| WHAT TO WORK ON |
Find how many lines in the data below include the word "with", then write only that number.

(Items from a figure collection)
:::

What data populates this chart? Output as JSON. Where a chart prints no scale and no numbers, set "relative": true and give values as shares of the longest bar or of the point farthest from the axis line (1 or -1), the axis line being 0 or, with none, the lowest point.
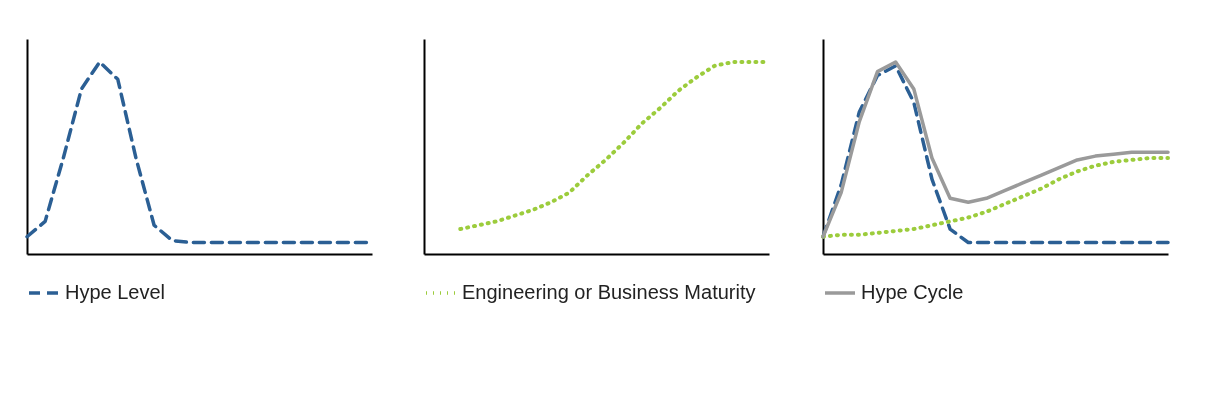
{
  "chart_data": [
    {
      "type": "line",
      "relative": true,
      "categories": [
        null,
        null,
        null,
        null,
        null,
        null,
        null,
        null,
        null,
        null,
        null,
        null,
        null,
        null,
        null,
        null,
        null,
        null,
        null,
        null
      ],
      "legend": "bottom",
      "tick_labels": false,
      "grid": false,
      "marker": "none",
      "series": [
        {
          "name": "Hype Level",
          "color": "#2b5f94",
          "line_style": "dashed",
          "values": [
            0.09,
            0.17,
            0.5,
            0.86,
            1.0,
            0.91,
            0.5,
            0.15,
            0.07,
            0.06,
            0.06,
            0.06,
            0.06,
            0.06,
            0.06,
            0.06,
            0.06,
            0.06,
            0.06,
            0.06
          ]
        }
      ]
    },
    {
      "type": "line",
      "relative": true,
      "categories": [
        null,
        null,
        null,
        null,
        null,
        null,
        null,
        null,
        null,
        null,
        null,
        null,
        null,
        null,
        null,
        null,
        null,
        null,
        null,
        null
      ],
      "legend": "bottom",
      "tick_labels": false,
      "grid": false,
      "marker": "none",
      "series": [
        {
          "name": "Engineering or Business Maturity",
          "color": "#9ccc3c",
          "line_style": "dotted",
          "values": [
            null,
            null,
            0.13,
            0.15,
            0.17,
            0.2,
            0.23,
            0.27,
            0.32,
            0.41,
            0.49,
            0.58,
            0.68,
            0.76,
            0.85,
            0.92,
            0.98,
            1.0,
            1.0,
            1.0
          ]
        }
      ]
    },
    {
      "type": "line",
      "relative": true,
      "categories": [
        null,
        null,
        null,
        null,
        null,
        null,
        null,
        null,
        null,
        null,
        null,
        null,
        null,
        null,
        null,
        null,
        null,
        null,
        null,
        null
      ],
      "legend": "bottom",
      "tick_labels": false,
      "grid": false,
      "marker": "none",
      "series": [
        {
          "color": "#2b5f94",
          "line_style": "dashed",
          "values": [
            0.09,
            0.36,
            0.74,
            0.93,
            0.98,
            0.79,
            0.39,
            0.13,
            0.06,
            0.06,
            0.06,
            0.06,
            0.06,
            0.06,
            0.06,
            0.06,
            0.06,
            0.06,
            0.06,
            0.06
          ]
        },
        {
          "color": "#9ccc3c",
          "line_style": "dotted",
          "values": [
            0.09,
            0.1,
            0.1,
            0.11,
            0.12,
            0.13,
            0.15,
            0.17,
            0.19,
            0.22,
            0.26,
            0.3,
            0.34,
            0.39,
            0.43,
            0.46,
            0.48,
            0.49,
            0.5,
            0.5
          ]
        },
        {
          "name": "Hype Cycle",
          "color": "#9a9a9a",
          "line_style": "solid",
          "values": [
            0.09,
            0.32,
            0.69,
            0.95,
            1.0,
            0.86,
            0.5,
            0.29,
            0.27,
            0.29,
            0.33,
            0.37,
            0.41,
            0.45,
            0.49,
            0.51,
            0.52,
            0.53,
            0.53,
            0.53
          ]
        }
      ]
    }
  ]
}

:::

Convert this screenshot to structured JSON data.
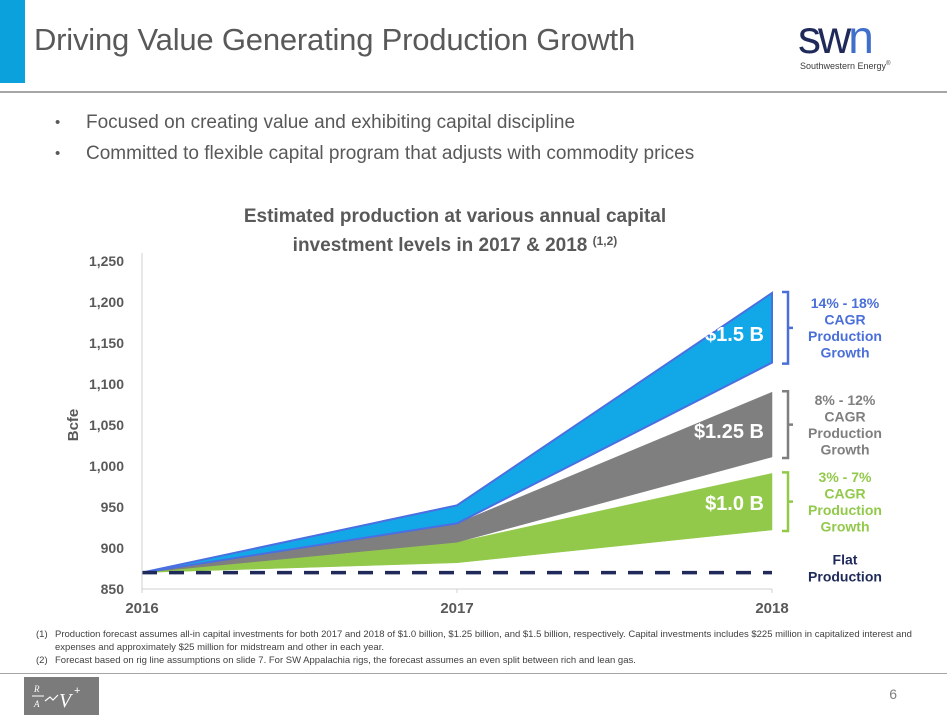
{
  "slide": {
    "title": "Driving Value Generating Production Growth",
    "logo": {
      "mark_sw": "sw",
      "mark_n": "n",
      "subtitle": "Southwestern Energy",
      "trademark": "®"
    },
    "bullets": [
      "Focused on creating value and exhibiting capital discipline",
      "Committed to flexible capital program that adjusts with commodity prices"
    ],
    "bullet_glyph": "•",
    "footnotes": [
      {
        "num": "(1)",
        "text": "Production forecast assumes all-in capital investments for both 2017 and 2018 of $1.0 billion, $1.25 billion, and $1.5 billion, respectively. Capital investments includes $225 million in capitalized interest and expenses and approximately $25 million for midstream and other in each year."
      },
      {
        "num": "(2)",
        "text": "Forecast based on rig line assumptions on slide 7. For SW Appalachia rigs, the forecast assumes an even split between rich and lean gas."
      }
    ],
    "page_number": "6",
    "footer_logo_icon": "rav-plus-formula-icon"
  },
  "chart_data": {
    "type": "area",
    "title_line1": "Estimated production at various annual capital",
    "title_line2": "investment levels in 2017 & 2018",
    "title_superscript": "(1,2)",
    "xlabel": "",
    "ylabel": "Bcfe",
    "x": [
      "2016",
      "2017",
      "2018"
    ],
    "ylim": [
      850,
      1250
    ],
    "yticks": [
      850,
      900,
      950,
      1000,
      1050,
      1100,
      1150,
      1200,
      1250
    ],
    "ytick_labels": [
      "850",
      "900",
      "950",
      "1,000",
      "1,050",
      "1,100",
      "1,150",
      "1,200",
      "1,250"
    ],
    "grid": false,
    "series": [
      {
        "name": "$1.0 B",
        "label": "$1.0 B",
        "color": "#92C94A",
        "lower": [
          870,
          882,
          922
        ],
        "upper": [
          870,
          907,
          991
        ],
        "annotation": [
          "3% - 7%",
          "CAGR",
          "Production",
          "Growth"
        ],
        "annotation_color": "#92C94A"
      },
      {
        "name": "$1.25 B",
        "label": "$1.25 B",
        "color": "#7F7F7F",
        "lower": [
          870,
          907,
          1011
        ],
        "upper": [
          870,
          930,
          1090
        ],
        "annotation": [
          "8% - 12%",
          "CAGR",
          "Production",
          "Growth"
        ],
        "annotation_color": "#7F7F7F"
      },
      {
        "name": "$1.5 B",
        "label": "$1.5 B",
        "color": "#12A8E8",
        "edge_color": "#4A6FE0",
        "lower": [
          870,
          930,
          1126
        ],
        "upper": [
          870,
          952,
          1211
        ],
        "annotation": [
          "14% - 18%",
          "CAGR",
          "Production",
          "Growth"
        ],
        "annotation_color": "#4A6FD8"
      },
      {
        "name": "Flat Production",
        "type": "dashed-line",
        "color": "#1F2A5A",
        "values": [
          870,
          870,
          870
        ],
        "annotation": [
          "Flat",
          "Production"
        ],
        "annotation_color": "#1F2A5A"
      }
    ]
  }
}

:::

| SOLUTION FOR THIS EXERCISE |
2